>> START

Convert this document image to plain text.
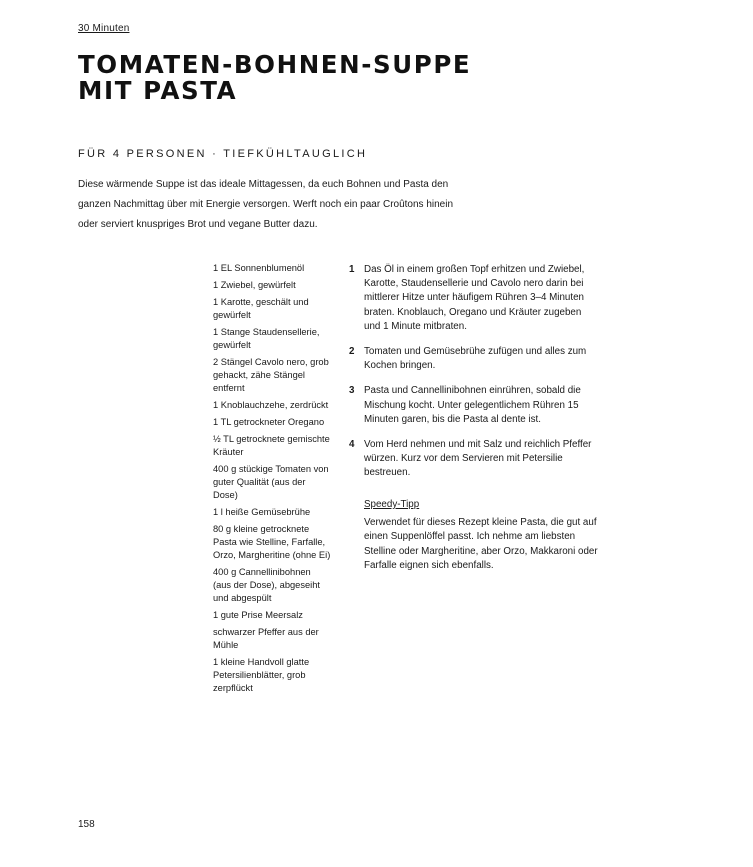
30 Minuten
TOMATEN-BOHNEN-SUPPE
MIT PASTA
FÜR 4 PERSONEN · TIEFKÜHLTAUGLICH

Diese wärmende Suppe ist das ideale Mittagessen, da euch Bohnen und Pasta den ganzen Nachmittag über mit Energie versorgen. Werft noch ein paar Croûtons hinein oder serviert knuspriges Brot und vegane Butter dazu.

1 EL Sonnenblumenöl
1 Zwiebel, gewürfelt
1 Karotte, geschält und gewürfelt
1 Stange Staudensellerie, gewürfelt
2 Stängel Cavolo nero, grob gehackt, zähe Stängel entfernt
1 Knoblauchzehe, zerdrückt
1 TL getrockneter Oregano
½ TL getrocknete gemischte Kräuter
400 g stückige Tomaten von guter Qualität (aus der Dose)
1 l heiße Gemüsebrühe
80 g kleine getrocknete Pasta wie Stelline, Farfalle, Orzo, Margheritine (ohne Ei)
400 g Cannellinibohnen (aus der Dose), abgeseiht und abgespült
1 gute Prise Meersalz
schwarzer Pfeffer aus der Mühle
1 kleine Handvoll glatte Petersilienblätter, grob zerpflückt
1 Das Öl in einem großen Topf erhitzen und Zwiebel, Karotte, Staudensellerie und Cavolo nero darin bei mittlerer Hitze unter häufigem Rühren 3–4 Minuten braten. Knoblauch, Oregano und Kräuter zugeben und 1 Minute mitbraten.
2 Tomaten und Gemüsebrühe zufügen und alles zum Kochen bringen.
3 Pasta und Cannellinibohnen einrühren, sobald die Mischung kocht. Unter gelegentlichem Rühren 15 Minuten garen, bis die Pasta al dente ist.
4 Vom Herd nehmen und mit Salz und reichlich Pfeffer würzen. Kurz vor dem Servieren mit Petersilie bestreuen.
Speedy-Tipp
Verwendet für dieses Rezept kleine Pasta, die gut auf einen Suppenlöffel passt. Ich nehme am liebsten Stelline oder Margheritine, aber Orzo, Makkaroni oder Farfalle eignen sich ebenfalls.
158
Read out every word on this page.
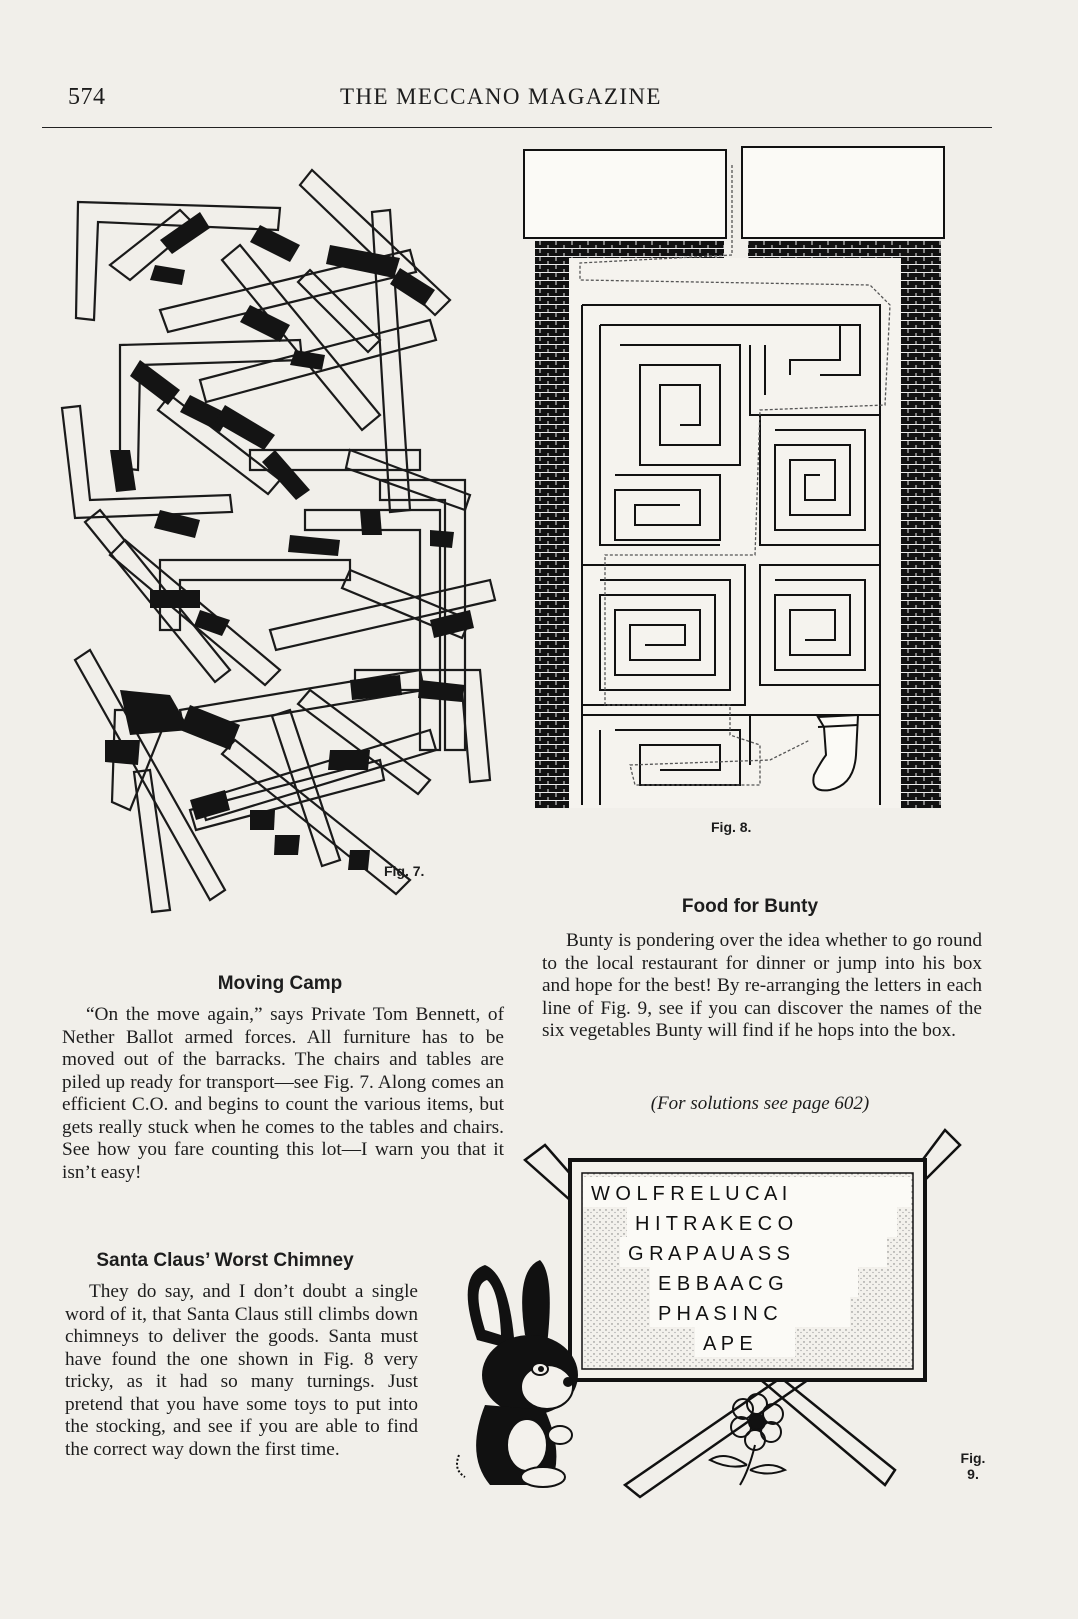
574	THE MECCANO MAGAZINE
Fig. 7.
Fig. 8.
Food for Bunty
Bunty is pondering over the idea whether to go round to the local restaurant for dinner or jump into his box and hope for the best! By re-arranging the letters in each line of Fig. 9, see if you can discover the names of the six vegetables Bunty will find if he hops into the box.
(For solutions see page 602)
Moving Camp
“On the move again,” says Private Tom Bennett, of Nether Ballot armed forces. All furniture has to be moved out of the barracks. The chairs and tables are piled up ready for transport—see Fig. 7. Along comes an efficient C.O. and begins to count the various items, but gets really stuck when he comes to the tables and chairs. See how you fare counting this lot—I warn you that it isn’t easy!
Santa Claus’ Worst Chimney
They do say, and I don’t doubt a single word of it, that Santa Claus still climbs down chimneys to deliver the goods. Santa must have found the one shown in Fig. 8 very tricky, as it had so many turnings. Just pretend that you have some toys to put into the stocking, and see if you are able to find the correct way down the first time.
W O L F R E L U C A I
H I T R A K E C O
G R A P A U A S S
E B B A A C G
P H A S I N C
A P E
Fig.
9.
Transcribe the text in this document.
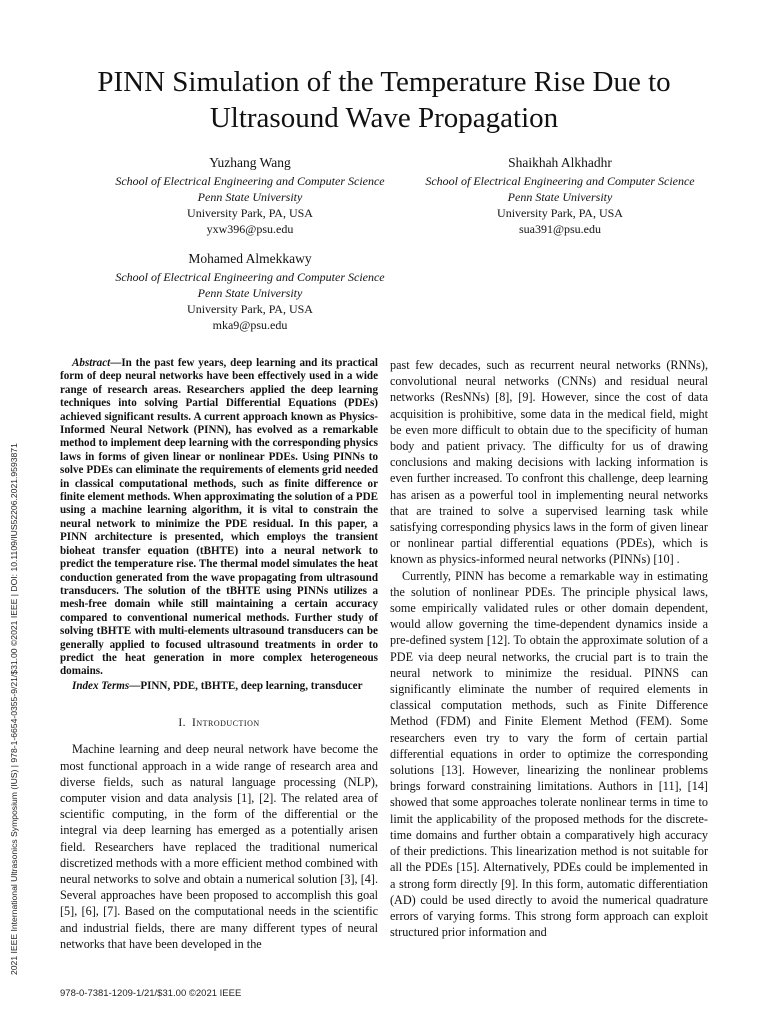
PINN Simulation of the Temperature Rise Due to Ultrasound Wave Propagation
Yuzhang Wang
School of Electrical Engineering and Computer Science
Penn State University
University Park, PA, USA
yxw396@psu.edu
Shaikhah Alkhadhr
School of Electrical Engineering and Computer Science
Penn State University
University Park, PA, USA
sua391@psu.edu
Mohamed Almekkawy
School of Electrical Engineering and Computer Science
Penn State University
University Park, PA, USA
mka9@psu.edu
2021 IEEE International Ultrasonics Symposium (IUS) | 978-1-6654-0355-9/21/$31.00 ©2021 IEEE | DOI: 10.1109/IUS52206.2021.9593871

Abstract—In the past few years, deep learning and its practical form of deep neural networks have been effectively used in a wide range of research areas. Researchers applied the deep learning techniques into solving Partial Differential Equations (PDEs) achieved significant results. A current approach known as Physics-Informed Neural Network (PINN), has evolved as a remarkable method to implement deep learning with the corresponding physics laws in forms of given linear or nonlinear PDEs. Using PINNs to solve PDEs can eliminate the requirements of elements grid needed in classical computational methods, such as finite difference or finite element methods. When approximating the solution of a PDE using a machine learning algorithm, it is vital to constrain the neural network to minimize the PDE residual. In this paper, a PINN architecture is presented, which employs the transient bioheat transfer equation (tBHTE) into a neural network to predict the temperature rise. The thermal model simulates the heat conduction generated from the wave propagating from ultrasound transducers. The solution of the tBHTE using PINNs utilizes a mesh-free domain while still maintaining a certain accuracy compared to conventional numerical methods. Further study of solving tBHTE with multi-elements ultrasound transducers can be generally applied to focused ultrasound treatments in order to predict the heat generation in more complex heterogeneous domains.

Index Terms—PINN, PDE, tBHTE, deep learning, transducer

I. Introduction

Machine learning and deep neural network have become the most functional approach in a wide range of research area and diverse fields, such as natural language processing (NLP), computer vision and data analysis [1], [2]. The related area of scientific computing, in the form of the differential or the integral via deep learning has emerged as a potentially arisen field. Researchers have replaced the traditional numerical discretized methods with a more efficient method combined with neural networks to solve and obtain a numerical solution [3], [4]. Several approaches have been proposed to accomplish this goal [5], [6], [7]. Based on the computational needs in the scientific and industrial fields, there are many different types of neural networks that have been developed in the

past few decades, such as recurrent neural networks (RNNs), convolutional neural networks (CNNs) and residual neural networks (ResNNs) [8], [9]. However, since the cost of data acquisition is prohibitive, some data in the medical field, might be even more difficult to obtain due to the specificity of human body and patient privacy. The difficulty for us of drawing conclusions and making decisions with lacking information is even further increased. To confront this challenge, deep learning has arisen as a powerful tool in implementing neural networks that are trained to solve a supervised learning task while satisfying corresponding physics laws in the form of given linear or nonlinear partial differential equations (PDEs), which is known as physics-informed neural networks (PINNs) [10] .

Currently, PINN has become a remarkable way in estimating the solution of nonlinear PDEs. The principle physical laws, some empirically validated rules or other domain dependent, would allow governing the time-dependent dynamics inside a pre-defined system [12]. To obtain the approximate solution of a PDE via deep neural networks, the crucial part is to train the neural network to minimize the residual. PINNS can significantly eliminate the number of required elements in classical computation methods, such as Finite Difference Method (FDM) and Finite Element Method (FEM). Some researchers even try to vary the form of certain partial differential equations in order to optimize the corresponding solutions [13]. However, linearizing the nonlinear problems brings forward constraining limitations. Authors in [11], [14] showed that some approaches tolerate nonlinear terms in time to limit the applicability of the proposed methods for the discrete-time domains and further obtain a comparatively high accuracy of their predictions. This linearization method is not suitable for all the PDEs [15]. Alternatively, PDEs could be implemented in a strong form directly [9]. In this form, automatic differentiation (AD) could be used directly to avoid the numerical quadrature errors of varying forms. This strong form approach can exploit structured prior information and

978-0-7381-1209-1/21/$31.00 ©2021 IEEE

>> END

▶ _Set exercise_:
The records above need to be restated word for word, with the pictures left out.

▶ _Result of the exercise_:
Convert this document image to plain text.
30 Minuten
TOMATEN-BOHNEN-SUPPE
MIT PASTA
FÜR 4 PERSONEN · TIEFKÜHLTAUGLICH

Diese wärmende Suppe ist das ideale Mittagessen, da euch Bohnen und Pasta den ganzen Nachmittag über mit Energie versorgen. Werft noch ein paar Croûtons hinein oder serviert knuspriges Brot und vegane Butter dazu.

1 EL Sonnenblumenöl
1 Zwiebel, gewürfelt
1 Karotte, geschält und gewürfelt
1 Stange Staudensellerie, gewürfelt
2 Stängel Cavolo nero, grob gehackt, zähe Stängel entfernt
1 Knoblauchzehe, zerdrückt
1 TL getrockneter Oregano
½ TL getrocknete gemischte Kräuter
400 g stückige Tomaten von guter Qualität (aus der Dose)
1 l heiße Gemüsebrühe
80 g kleine getrocknete Pasta wie Stelline, Farfalle, Orzo, Margheritine (ohne Ei)
400 g Cannellinibohnen (aus der Dose), abgeseiht und abgespült
1 gute Prise Meersalz
schwarzer Pfeffer aus der Mühle
1 kleine Handvoll glatte Petersilienblätter, grob zerpflückt
1 Das Öl in einem großen Topf erhitzen und Zwiebel, Karotte, Staudensellerie und Cavolo nero darin bei mittlerer Hitze unter häufigem Rühren 3–4 Minuten braten. Knoblauch, Oregano und Kräuter zugeben und 1 Minute mitbraten.
2 Tomaten und Gemüsebrühe zufügen und alles zum Kochen bringen.
3 Pasta und Cannellinibohnen einrühren, sobald die Mischung kocht. Unter gelegentlichem Rühren 15 Minuten garen, bis die Pasta al dente ist.
4 Vom Herd nehmen und mit Salz und reichlich Pfeffer würzen. Kurz vor dem Servieren mit Petersilie bestreuen.
Speedy-Tipp
Verwendet für dieses Rezept kleine Pasta, die gut auf einen Suppenlöffel passt. Ich nehme am liebsten Stelline oder Margheritine, aber Orzo, Makkaroni oder Farfalle eignen sich ebenfalls.
158
Read out every word on this page.
574	THE MECCANO MAGAZINE
Fig. 7.
Fig. 8.
Food for Bunty
Bunty is pondering over the idea whether to go round to the local restaurant for dinner or jump into his box and hope for the best! By re-arranging the letters in each line of Fig. 9, see if you can discover the names of the six vegetables Bunty will find if he hops into the box.
(For solutions see page 602)
Moving Camp
“On the move again,” says Private Tom Bennett, of Nether Ballot armed forces. All furniture has to be moved out of the barracks. The chairs and tables are piled up ready for transport—see Fig. 7. Along comes an efficient C.O. and begins to count the various items, but gets really stuck when he comes to the tables and chairs. See how you fare counting this lot—I warn you that it isn’t easy!
Santa Claus’ Worst Chimney
They do say, and I don’t doubt a single word of it, that Santa Claus still climbs down chimneys to deliver the goods. Santa must have found the one shown in Fig. 8 very tricky, as it had so many turnings. Just pretend that you have some toys to put into the stocking, and see if you are able to find the correct way down the first time.
W O L F R E L U C A I
H I T R A K E C O
G R A P A U A S S
E B B A A C G
P H A S I N C
A P E
Fig.
9.
Transcribe the text in this document.
PINN Simulation of the Temperature Rise Due to Ultrasound Wave Propagation
Yuzhang Wang
School of Electrical Engineering and Computer Science
Penn State University
University Park, PA, USA
yxw396@psu.edu
Shaikhah Alkhadhr
School of Electrical Engineering and Computer Science
Penn State University
University Park, PA, USA
sua391@psu.edu
Mohamed Almekkawy
School of Electrical Engineering and Computer Science
Penn State University
University Park, PA, USA
mka9@psu.edu
2021 IEEE International Ultrasonics Symposium (IUS) | 978-1-6654-0355-9/21/$31.00 ©2021 IEEE | DOI: 10.1109/IUS52206.2021.9593871

Abstract—In the past few years, deep learning and its practical form of deep neural networks have been effectively used in a wide range of research areas. Researchers applied the deep learning techniques into solving Partial Differential Equations (PDEs) achieved significant results. A current approach known as Physics-Informed Neural Network (PINN), has evolved as a remarkable method to implement deep learning with the corresponding physics laws in forms of given linear or nonlinear PDEs. Using PINNs to solve PDEs can eliminate the requirements of elements grid needed in classical computational methods, such as finite difference or finite element methods. When approximating the solution of a PDE using a machine learning algorithm, it is vital to constrain the neural network to minimize the PDE residual. In this paper, a PINN architecture is presented, which employs the transient bioheat transfer equation (tBHTE) into a neural network to predict the temperature rise. The thermal model simulates the heat conduction generated from the wave propagating from ultrasound transducers. The solution of the tBHTE using PINNs utilizes a mesh-free domain while still maintaining a certain accuracy compared to conventional numerical methods. Further study of solving tBHTE with multi-elements ultrasound transducers can be generally applied to focused ultrasound treatments in order to predict the heat generation in more complex heterogeneous domains.

Index Terms—PINN, PDE, tBHTE, deep learning, transducer

I. Introduction

Machine learning and deep neural network have become the most functional approach in a wide range of research area and diverse fields, such as natural language processing (NLP), computer vision and data analysis [1], [2]. The related area of scientific computing, in the form of the differential or the integral via deep learning has emerged as a potentially arisen field. Researchers have replaced the traditional numerical discretized methods with a more efficient method combined with neural networks to solve and obtain a numerical solution [3], [4]. Several approaches have been proposed to accomplish this goal [5], [6], [7]. Based on the computational needs in the scientific and industrial fields, there are many different types of neural networks that have been developed in the

past few decades, such as recurrent neural networks (RNNs), convolutional neural networks (CNNs) and residual neural networks (ResNNs) [8], [9]. However, since the cost of data acquisition is prohibitive, some data in the medical field, might be even more difficult to obtain due to the specificity of human body and patient privacy. The difficulty for us of drawing conclusions and making decisions with lacking information is even further increased. To confront this challenge, deep learning has arisen as a powerful tool in implementing neural networks that are trained to solve a supervised learning task while satisfying corresponding physics laws in the form of given linear or nonlinear partial differential equations (PDEs), which is known as physics-informed neural networks (PINNs) [10] .

Currently, PINN has become a remarkable way in estimating the solution of nonlinear PDEs. The principle physical laws, some empirically validated rules or other domain dependent, would allow governing the time-dependent dynamics inside a pre-defined system [12]. To obtain the approximate solution of a PDE via deep neural networks, the crucial part is to train the neural network to minimize the residual. PINNS can significantly eliminate the number of required elements in classical computation methods, such as Finite Difference Method (FDM) and Finite Element Method (FEM). Some researchers even try to vary the form of certain partial differential equations in order to optimize the corresponding solutions [13]. However, linearizing the nonlinear problems brings forward constraining limitations. Authors in [11], [14] showed that some approaches tolerate nonlinear terms in time to limit the applicability of the proposed methods for the discrete-time domains and further obtain a comparatively high accuracy of their predictions. This linearization method is not suitable for all the PDEs [15]. Alternatively, PDEs could be implemented in a strong form directly [9]. In this form, automatic differentiation (AD) could be used directly to avoid the numerical quadrature errors of varying forms. This strong form approach can exploit structured prior information and

978-0-7381-1209-1/21/$31.00 ©2021 IEEE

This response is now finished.